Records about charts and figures
(begin)

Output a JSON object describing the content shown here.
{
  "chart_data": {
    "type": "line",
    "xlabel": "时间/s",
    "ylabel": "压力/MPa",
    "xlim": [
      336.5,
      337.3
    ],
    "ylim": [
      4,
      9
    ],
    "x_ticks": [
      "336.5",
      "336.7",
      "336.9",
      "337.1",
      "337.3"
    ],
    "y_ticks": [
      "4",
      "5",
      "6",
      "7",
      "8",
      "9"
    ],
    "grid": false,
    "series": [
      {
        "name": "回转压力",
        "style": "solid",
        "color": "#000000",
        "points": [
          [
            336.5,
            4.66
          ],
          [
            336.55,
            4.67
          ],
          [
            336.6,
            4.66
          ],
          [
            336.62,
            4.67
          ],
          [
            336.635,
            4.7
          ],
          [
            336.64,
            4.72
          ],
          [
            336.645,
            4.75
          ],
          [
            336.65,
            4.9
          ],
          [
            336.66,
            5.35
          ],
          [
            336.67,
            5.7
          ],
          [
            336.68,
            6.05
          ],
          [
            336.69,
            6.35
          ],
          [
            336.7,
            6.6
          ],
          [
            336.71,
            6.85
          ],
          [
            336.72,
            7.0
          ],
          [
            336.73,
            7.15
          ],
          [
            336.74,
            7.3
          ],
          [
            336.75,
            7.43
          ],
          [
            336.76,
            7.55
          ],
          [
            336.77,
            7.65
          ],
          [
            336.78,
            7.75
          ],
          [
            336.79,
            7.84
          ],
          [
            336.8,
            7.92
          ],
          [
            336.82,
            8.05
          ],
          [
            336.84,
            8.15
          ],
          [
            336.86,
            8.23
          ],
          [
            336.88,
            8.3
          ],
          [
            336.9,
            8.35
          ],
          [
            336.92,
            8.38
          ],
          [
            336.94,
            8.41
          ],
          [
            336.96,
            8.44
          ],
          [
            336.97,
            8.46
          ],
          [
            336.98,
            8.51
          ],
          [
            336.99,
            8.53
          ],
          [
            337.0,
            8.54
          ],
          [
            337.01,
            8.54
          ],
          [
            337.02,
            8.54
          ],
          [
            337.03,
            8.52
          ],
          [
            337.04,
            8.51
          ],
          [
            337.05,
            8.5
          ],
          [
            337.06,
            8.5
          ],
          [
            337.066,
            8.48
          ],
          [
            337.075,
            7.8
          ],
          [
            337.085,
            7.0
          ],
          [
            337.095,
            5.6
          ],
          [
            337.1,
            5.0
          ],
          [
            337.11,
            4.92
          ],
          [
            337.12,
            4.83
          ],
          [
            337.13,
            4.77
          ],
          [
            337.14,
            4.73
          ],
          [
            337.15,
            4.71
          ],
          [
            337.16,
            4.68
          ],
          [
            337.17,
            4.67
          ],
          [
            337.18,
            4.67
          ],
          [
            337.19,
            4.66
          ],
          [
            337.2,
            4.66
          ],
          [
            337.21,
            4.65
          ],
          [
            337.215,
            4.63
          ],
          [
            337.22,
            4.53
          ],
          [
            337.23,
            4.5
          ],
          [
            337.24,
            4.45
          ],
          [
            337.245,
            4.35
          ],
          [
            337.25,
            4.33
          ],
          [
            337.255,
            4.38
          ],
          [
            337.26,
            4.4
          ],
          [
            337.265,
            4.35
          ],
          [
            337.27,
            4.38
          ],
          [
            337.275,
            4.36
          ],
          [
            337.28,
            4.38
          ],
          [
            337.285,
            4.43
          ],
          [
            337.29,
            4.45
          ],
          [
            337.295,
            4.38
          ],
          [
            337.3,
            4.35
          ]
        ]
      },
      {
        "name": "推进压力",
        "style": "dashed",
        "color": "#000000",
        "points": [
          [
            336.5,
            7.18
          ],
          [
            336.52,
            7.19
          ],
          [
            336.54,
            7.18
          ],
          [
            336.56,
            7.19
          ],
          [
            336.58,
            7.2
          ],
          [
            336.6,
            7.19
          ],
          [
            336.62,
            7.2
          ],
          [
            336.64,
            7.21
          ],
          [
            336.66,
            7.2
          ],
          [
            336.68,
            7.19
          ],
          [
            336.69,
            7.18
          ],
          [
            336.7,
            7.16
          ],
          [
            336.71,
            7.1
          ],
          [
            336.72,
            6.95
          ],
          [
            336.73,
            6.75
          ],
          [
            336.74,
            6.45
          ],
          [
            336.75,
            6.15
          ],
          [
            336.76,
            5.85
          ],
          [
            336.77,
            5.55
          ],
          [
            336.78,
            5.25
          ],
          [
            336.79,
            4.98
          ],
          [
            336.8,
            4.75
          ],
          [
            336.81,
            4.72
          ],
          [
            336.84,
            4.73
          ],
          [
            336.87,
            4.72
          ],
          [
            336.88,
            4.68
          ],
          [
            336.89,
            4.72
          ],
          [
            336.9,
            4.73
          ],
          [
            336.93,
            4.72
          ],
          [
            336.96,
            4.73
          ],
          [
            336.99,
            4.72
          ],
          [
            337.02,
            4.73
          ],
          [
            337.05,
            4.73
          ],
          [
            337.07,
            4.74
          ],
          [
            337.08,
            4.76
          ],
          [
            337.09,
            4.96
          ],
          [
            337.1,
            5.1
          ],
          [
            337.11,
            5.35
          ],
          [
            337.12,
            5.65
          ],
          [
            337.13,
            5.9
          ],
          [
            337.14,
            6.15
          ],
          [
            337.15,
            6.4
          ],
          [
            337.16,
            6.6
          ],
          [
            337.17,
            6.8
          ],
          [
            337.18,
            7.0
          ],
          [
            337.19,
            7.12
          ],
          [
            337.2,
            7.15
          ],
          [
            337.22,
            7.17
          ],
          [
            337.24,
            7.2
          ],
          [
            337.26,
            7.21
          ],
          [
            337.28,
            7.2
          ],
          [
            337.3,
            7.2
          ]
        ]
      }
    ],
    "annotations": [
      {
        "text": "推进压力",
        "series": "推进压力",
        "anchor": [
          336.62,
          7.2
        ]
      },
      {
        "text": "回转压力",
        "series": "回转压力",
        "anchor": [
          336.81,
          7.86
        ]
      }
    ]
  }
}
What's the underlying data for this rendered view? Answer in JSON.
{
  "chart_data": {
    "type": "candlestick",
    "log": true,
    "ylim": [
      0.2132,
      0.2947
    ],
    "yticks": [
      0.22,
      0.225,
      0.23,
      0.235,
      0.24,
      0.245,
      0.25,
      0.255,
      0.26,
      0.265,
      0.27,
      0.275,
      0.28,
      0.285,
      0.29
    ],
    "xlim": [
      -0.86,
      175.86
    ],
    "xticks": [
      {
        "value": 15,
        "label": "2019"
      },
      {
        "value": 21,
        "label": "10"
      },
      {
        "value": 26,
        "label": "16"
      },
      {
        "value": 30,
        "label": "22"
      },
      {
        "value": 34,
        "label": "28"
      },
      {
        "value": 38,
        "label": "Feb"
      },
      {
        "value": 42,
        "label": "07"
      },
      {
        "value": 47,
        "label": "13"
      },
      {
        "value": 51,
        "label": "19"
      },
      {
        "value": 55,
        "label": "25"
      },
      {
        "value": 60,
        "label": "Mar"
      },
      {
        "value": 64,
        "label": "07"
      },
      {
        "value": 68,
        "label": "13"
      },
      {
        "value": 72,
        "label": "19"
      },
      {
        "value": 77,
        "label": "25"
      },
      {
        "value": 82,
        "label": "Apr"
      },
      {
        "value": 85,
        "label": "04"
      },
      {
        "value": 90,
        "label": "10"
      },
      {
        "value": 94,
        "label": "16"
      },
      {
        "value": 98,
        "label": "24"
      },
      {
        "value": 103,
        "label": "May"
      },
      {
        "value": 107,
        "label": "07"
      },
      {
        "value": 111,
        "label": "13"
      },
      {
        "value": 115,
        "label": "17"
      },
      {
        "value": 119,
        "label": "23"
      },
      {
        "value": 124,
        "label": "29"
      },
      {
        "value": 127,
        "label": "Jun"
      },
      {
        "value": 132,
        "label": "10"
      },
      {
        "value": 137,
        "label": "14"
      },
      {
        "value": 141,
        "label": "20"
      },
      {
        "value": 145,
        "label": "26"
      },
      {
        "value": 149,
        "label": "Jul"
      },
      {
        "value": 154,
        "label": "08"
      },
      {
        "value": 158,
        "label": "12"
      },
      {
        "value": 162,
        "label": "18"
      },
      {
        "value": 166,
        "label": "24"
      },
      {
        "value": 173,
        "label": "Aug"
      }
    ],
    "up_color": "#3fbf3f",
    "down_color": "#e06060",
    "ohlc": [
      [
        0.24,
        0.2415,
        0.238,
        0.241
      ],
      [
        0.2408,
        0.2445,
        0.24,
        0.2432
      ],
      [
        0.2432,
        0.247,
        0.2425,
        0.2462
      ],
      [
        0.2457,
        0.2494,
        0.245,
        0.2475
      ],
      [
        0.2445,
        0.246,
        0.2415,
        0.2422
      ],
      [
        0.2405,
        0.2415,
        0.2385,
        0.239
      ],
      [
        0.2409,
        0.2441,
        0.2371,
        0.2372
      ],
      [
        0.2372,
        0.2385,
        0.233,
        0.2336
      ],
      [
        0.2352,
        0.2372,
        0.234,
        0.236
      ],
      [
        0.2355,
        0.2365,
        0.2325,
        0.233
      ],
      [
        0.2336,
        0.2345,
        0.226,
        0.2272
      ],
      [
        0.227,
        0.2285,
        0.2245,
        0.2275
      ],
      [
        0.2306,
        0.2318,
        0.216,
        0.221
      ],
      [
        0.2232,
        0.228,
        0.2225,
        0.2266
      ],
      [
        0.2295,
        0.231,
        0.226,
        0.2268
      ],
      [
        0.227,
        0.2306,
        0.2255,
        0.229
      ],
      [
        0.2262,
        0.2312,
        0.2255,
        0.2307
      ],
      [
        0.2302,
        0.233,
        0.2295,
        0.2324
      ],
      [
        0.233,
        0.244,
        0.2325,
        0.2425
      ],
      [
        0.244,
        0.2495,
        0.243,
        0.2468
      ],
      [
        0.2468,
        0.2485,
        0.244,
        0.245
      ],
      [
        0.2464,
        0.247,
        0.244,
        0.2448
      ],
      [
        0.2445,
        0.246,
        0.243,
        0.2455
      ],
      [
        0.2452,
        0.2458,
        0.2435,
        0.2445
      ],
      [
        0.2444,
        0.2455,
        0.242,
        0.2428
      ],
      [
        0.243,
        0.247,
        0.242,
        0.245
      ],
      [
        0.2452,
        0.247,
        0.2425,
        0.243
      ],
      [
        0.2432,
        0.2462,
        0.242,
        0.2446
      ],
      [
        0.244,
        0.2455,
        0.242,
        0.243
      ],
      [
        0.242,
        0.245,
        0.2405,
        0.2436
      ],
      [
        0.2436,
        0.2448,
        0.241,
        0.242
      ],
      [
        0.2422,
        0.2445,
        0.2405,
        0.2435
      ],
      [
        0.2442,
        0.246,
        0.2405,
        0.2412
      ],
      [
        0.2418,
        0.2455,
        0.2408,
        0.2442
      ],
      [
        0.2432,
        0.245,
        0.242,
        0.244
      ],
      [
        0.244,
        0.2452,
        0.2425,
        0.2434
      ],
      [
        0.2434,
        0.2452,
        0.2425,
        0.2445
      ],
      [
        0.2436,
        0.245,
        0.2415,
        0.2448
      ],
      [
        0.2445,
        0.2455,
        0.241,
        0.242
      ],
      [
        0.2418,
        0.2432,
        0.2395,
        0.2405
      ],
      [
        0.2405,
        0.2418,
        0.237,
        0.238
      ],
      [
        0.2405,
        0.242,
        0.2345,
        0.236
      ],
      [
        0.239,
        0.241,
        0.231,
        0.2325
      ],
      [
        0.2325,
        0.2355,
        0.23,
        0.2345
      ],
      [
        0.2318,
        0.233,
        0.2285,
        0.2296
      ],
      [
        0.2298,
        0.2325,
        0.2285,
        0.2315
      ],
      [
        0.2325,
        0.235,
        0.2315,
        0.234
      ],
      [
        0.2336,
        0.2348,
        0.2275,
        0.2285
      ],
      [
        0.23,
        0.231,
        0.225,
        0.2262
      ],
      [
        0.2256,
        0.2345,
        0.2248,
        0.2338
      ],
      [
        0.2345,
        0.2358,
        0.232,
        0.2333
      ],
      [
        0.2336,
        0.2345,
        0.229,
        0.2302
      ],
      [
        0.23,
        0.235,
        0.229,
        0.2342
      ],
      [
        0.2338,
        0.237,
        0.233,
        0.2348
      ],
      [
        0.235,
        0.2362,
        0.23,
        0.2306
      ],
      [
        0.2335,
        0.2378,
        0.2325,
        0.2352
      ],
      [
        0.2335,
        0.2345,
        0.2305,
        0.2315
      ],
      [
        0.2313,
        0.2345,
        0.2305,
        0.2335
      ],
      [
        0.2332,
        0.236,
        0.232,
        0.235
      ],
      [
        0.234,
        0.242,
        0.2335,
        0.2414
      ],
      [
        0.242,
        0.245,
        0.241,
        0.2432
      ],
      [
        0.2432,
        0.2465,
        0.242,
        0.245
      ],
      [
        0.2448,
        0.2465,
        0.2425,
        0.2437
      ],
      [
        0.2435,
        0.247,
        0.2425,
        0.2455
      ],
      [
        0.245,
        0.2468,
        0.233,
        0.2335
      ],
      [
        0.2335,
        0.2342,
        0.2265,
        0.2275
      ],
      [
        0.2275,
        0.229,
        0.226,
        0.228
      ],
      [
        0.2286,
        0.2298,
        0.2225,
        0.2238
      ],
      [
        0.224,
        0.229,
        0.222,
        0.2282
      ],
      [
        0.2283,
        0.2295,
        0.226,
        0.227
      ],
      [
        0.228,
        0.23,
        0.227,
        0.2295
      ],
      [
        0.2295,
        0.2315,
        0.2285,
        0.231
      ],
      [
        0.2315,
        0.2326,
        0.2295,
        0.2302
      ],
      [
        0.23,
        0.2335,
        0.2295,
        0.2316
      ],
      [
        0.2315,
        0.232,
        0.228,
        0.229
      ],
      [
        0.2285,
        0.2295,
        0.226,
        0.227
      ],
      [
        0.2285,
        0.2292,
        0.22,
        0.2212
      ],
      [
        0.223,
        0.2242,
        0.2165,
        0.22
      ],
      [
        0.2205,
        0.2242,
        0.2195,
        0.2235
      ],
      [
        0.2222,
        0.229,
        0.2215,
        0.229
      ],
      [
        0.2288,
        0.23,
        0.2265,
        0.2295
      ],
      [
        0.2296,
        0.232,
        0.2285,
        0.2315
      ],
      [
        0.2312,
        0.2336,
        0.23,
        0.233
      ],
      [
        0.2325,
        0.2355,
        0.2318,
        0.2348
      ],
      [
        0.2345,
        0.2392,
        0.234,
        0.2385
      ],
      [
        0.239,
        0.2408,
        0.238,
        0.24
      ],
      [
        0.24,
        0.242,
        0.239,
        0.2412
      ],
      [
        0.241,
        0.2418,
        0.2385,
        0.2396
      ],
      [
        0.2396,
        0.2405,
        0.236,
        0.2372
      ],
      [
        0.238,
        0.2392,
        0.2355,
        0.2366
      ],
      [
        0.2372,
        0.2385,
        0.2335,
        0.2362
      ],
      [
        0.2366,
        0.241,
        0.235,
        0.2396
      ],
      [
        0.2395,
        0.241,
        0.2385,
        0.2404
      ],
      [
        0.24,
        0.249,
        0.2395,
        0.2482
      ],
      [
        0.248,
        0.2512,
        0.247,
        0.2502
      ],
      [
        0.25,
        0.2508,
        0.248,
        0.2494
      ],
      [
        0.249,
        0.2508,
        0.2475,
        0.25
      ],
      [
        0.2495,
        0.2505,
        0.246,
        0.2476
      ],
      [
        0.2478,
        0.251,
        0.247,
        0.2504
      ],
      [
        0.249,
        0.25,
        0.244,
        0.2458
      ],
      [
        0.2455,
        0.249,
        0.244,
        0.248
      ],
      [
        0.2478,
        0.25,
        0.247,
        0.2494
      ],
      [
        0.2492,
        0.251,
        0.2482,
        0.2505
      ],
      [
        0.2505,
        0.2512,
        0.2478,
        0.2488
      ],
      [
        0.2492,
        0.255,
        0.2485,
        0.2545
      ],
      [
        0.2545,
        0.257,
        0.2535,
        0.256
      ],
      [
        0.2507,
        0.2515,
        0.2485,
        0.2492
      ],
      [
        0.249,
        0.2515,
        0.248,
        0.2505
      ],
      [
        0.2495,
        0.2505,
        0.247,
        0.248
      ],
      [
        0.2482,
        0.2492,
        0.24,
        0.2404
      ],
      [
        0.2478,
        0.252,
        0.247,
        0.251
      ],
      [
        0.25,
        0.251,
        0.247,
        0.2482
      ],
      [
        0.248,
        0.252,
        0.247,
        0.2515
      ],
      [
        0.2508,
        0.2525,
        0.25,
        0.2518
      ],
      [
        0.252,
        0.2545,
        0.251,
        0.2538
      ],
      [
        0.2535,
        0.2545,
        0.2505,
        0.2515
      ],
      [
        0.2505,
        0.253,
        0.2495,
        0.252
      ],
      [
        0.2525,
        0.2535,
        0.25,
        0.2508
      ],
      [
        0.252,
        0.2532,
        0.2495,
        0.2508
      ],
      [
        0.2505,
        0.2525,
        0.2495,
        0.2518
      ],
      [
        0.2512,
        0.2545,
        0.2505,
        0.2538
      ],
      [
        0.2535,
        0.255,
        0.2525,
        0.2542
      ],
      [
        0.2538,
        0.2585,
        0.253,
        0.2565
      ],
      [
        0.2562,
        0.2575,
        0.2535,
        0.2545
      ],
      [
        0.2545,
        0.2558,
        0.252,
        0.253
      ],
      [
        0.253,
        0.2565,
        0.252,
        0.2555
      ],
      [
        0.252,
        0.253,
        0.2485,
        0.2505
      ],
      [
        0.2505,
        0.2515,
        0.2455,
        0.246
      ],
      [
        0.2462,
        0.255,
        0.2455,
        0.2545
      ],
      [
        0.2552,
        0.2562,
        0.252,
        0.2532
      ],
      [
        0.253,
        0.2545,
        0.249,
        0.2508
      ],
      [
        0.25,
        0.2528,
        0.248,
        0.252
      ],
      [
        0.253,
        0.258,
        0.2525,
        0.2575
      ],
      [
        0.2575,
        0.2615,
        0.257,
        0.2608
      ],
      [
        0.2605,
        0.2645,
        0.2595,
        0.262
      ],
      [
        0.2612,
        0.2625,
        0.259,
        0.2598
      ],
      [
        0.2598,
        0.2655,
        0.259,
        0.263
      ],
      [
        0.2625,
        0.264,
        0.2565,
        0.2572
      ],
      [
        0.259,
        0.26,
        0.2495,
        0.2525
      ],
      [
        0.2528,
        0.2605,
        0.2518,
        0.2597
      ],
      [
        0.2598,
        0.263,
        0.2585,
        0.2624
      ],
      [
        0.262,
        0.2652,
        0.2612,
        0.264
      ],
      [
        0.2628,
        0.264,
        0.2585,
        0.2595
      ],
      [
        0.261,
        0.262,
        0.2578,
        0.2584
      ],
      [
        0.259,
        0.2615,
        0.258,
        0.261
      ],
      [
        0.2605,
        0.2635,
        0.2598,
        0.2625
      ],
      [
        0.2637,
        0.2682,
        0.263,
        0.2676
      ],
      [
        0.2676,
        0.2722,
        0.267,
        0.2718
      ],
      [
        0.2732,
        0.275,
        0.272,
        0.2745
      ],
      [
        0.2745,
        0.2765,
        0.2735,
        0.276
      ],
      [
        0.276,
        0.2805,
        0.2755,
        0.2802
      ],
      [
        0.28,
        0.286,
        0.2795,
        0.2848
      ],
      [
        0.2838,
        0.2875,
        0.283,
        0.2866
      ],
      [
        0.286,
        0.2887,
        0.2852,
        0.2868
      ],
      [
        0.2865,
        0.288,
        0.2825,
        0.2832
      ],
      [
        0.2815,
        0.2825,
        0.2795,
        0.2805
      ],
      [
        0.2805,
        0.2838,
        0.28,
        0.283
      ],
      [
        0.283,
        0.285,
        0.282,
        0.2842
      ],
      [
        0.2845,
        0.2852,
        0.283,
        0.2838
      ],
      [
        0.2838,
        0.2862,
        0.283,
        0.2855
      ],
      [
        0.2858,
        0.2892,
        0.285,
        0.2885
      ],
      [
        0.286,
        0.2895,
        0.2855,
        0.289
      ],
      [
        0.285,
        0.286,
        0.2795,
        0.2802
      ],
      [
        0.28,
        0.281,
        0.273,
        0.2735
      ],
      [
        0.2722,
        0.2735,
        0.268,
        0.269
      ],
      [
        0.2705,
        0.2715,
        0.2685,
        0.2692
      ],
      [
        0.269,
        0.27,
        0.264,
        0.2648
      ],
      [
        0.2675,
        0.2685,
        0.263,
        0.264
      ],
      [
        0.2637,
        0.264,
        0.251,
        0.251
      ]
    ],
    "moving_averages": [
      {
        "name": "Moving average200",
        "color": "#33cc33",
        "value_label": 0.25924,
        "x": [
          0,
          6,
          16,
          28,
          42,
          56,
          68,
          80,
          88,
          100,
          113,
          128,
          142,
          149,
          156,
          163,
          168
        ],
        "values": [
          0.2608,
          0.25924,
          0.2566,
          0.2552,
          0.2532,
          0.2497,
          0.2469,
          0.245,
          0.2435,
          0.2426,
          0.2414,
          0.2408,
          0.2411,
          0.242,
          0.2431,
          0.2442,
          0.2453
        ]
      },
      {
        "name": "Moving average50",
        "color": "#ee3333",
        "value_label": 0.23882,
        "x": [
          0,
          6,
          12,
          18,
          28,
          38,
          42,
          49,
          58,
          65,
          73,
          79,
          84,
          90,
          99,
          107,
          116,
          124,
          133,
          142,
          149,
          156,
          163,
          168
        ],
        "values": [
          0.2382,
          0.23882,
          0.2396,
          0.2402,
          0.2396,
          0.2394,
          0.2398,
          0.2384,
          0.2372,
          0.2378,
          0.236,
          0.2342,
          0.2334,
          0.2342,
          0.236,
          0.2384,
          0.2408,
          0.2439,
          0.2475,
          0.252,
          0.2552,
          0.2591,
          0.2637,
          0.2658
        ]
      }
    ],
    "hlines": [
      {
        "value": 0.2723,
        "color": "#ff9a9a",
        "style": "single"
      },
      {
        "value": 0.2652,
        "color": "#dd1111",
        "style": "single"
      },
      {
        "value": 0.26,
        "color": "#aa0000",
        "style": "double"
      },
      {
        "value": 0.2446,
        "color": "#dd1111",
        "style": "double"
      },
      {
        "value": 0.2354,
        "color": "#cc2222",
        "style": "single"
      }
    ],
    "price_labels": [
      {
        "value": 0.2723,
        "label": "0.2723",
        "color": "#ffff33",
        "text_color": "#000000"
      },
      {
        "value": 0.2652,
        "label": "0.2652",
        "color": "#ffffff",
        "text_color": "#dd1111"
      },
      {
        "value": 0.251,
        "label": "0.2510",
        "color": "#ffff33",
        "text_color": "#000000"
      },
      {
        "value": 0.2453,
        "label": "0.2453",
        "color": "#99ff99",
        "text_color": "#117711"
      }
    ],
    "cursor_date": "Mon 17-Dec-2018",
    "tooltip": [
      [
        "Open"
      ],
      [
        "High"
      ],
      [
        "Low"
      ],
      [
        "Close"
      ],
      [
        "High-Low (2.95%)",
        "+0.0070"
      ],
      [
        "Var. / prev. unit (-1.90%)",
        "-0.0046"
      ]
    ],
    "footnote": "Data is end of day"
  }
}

(end)

Copy each line of the listing that holds the word "JSON".

Solution to this exercise →
Output a JSON object describing the content shown here.
What's the underlying data for this rendered view? Answer in JSON.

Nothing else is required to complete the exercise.